## DATA LISTING
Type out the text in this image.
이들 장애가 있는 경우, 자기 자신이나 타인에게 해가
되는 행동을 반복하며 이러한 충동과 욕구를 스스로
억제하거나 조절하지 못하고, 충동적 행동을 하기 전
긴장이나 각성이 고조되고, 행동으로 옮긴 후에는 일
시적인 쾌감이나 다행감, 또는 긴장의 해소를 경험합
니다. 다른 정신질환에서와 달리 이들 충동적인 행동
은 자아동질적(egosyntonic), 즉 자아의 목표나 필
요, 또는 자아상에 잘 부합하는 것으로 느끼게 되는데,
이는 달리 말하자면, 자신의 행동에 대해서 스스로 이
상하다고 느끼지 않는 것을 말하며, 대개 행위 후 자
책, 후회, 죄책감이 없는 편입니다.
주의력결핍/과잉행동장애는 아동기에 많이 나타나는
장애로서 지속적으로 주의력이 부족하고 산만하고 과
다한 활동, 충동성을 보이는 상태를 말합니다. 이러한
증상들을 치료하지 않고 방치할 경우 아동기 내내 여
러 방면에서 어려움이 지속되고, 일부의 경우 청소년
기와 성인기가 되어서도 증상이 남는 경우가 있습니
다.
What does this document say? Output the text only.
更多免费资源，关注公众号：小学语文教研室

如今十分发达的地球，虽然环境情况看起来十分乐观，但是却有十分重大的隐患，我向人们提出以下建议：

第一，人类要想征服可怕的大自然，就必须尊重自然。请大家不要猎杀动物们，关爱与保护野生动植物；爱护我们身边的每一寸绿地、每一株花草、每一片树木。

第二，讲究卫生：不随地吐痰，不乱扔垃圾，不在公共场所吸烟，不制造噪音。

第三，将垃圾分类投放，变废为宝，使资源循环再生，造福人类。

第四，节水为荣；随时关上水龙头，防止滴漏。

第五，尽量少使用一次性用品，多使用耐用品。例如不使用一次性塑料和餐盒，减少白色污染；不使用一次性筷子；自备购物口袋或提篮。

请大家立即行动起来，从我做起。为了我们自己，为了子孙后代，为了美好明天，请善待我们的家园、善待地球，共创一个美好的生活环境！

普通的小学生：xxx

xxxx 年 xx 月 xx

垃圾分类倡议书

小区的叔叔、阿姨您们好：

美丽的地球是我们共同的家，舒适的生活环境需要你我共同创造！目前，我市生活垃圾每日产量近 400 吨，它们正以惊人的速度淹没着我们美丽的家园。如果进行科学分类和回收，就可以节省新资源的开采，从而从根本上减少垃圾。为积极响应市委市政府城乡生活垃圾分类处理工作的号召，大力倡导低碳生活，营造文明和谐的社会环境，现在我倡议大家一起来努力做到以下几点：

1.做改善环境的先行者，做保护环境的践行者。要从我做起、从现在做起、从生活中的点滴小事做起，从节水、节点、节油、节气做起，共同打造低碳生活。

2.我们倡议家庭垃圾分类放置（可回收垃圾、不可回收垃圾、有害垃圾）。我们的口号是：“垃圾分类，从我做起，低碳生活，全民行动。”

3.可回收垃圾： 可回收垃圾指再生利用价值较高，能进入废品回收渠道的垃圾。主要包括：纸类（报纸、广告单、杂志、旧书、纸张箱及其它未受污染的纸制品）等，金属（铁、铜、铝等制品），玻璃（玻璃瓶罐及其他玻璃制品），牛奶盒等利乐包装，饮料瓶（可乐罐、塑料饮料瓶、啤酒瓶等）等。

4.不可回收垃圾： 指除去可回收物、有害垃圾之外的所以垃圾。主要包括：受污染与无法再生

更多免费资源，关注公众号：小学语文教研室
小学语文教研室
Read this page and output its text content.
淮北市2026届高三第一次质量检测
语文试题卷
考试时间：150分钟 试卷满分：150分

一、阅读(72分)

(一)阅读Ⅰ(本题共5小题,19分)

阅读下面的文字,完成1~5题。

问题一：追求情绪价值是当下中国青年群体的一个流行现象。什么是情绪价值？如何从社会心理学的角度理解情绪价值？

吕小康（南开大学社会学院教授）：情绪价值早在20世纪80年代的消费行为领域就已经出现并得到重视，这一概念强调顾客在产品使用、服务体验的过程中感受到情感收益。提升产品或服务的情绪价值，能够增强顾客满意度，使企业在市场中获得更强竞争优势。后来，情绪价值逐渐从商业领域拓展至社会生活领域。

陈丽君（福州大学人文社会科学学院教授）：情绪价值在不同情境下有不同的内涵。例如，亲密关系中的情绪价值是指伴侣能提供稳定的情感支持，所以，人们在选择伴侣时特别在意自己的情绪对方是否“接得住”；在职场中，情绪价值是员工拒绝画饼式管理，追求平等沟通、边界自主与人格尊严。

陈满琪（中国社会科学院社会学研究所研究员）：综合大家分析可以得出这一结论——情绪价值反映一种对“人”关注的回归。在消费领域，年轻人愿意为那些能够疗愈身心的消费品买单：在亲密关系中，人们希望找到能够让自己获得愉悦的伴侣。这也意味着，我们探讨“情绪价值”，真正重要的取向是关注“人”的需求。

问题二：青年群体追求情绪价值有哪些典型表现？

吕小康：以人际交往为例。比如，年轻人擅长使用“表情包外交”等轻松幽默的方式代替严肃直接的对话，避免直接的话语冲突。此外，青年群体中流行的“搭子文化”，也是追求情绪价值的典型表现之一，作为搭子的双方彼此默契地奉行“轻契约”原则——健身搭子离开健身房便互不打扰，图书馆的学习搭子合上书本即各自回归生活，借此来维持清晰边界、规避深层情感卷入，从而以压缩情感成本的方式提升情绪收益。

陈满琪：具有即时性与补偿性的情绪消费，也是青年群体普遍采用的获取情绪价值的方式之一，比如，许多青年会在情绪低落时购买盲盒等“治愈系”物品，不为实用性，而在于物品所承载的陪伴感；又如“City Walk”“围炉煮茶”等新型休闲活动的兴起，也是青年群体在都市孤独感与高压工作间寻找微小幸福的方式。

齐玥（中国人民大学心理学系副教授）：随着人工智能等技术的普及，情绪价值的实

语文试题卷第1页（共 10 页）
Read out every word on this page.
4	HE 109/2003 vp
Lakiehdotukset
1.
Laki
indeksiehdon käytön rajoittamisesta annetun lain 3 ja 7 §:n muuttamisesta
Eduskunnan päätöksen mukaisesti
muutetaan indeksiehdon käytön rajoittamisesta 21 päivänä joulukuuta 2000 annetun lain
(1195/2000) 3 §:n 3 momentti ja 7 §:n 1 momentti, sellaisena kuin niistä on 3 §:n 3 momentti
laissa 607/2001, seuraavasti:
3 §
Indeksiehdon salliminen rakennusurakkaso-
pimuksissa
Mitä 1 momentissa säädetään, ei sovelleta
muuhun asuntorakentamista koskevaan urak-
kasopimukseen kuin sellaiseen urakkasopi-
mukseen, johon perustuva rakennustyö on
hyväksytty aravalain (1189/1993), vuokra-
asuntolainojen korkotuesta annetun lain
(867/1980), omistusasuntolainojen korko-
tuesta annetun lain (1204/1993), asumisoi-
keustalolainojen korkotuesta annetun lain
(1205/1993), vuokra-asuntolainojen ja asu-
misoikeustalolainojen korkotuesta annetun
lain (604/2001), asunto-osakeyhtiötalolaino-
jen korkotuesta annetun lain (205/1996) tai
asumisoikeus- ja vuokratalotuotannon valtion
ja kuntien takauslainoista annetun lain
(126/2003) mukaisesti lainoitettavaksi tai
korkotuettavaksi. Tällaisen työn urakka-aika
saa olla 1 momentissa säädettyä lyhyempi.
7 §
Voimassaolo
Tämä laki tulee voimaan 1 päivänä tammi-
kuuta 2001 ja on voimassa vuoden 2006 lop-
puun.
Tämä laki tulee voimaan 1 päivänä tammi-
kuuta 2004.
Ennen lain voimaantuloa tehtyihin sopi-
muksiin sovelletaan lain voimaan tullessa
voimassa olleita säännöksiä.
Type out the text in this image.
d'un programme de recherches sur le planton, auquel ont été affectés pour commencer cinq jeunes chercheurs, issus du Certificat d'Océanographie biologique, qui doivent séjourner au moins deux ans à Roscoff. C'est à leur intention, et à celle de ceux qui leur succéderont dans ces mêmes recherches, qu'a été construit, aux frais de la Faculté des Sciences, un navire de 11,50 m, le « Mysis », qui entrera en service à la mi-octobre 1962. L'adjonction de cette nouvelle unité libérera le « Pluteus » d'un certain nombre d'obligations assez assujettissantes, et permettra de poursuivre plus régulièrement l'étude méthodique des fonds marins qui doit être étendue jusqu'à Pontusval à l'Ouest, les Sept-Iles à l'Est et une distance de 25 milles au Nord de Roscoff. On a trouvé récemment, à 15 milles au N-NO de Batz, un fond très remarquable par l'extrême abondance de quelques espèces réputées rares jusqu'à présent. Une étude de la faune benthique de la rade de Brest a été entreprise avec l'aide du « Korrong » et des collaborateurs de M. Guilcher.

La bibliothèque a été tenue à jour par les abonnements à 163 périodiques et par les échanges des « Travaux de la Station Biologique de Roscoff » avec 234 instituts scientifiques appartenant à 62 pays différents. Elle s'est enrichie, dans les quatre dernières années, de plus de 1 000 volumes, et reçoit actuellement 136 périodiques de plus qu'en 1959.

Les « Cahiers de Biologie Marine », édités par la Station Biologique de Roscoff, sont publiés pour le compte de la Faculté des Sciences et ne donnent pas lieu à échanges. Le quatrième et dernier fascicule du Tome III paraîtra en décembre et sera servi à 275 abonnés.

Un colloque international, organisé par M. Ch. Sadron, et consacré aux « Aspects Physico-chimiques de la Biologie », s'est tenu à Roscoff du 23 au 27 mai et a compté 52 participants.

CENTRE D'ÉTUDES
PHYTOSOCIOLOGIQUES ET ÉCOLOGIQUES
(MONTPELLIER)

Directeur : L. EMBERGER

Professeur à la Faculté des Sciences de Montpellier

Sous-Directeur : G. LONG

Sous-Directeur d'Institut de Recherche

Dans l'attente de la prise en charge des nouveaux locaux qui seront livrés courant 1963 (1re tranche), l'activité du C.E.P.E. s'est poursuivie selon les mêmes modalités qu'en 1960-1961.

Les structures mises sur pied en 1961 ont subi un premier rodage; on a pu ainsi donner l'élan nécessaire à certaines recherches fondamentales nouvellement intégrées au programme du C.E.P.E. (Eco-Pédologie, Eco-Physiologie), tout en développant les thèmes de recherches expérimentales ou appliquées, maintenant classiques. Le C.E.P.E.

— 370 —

## TASK INSTRUCTIONS
Tell how many lines hold the string "Read", giving the number and nothing else.

## EXERCISE RESPONSE
2